Problem
The records below must be transcribed exactly. Do not include the pictures.

(Collected data entries)
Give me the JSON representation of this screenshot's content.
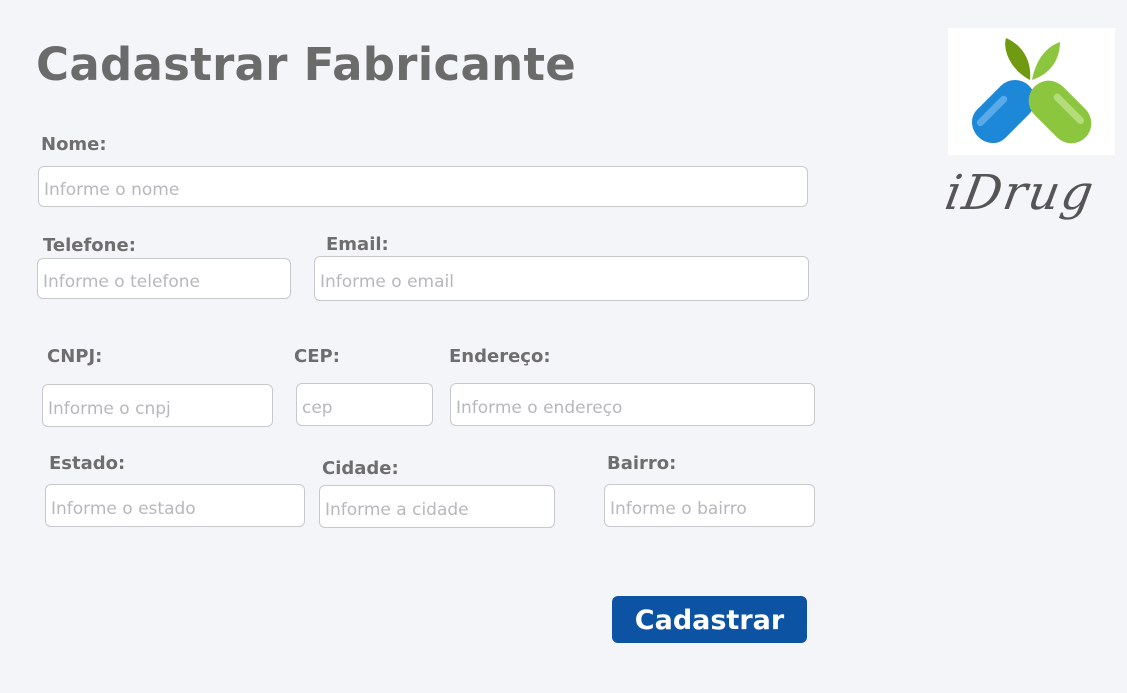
{
  "page": {
    "title": "Cadastrar Fabricante"
  },
  "form": {
    "nome": {
      "label": "Nome:",
      "placeholder": "Informe o nome"
    },
    "telefone": {
      "label": "Telefone:",
      "placeholder": "Informe o telefone"
    },
    "email": {
      "label": "Email:",
      "placeholder": "Informe o email"
    },
    "cnpj": {
      "label": "CNPJ:",
      "placeholder": "Informe o cnpj"
    },
    "cep": {
      "label": "CEP:",
      "placeholder": "cep"
    },
    "endereco": {
      "label": "Endereço:",
      "placeholder": "Informe o endereço"
    },
    "estado": {
      "label": "Estado:",
      "placeholder": "Informe o estado"
    },
    "cidade": {
      "label": "Cidade:",
      "placeholder": "Informe a cidade"
    },
    "bairro": {
      "label": "Bairro:",
      "placeholder": "Informe o bairro"
    },
    "submit_label": "Cadastrar"
  },
  "brand": {
    "name": "iDrug",
    "logo_icon": "capsule-leaves-icon"
  },
  "colors": {
    "background": "#f4f5f9",
    "accent": "#0c53a4",
    "capsule_blue": "#1e88d8",
    "capsule_green": "#8cc63f",
    "leaf_dark": "#6f9a12"
  }
}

Exercise output
Give me the JSON representation of this screenshot's content.
{
  "page": {
    "title": "Cadastrar Fabricante"
  },
  "form": {
    "nome": {
      "label": "Nome:",
      "placeholder": "Informe o nome"
    },
    "telefone": {
      "label": "Telefone:",
      "placeholder": "Informe o telefone"
    },
    "email": {
      "label": "Email:",
      "placeholder": "Informe o email"
    },
    "cnpj": {
      "label": "CNPJ:",
      "placeholder": "Informe o cnpj"
    },
    "cep": {
      "label": "CEP:",
      "placeholder": "cep"
    },
    "endereco": {
      "label": "Endereço:",
      "placeholder": "Informe o endereço"
    },
    "estado": {
      "label": "Estado:",
      "placeholder": "Informe o estado"
    },
    "cidade": {
      "label": "Cidade:",
      "placeholder": "Informe a cidade"
    },
    "bairro": {
      "label": "Bairro:",
      "placeholder": "Informe o bairro"
    },
    "submit_label": "Cadastrar"
  },
  "brand": {
    "name": "iDrug",
    "logo_icon": "capsule-leaves-icon"
  },
  "colors": {
    "background": "#f4f5f9",
    "accent": "#0c53a4",
    "capsule_blue": "#1e88d8",
    "capsule_green": "#8cc63f",
    "leaf_dark": "#6f9a12"
  }
}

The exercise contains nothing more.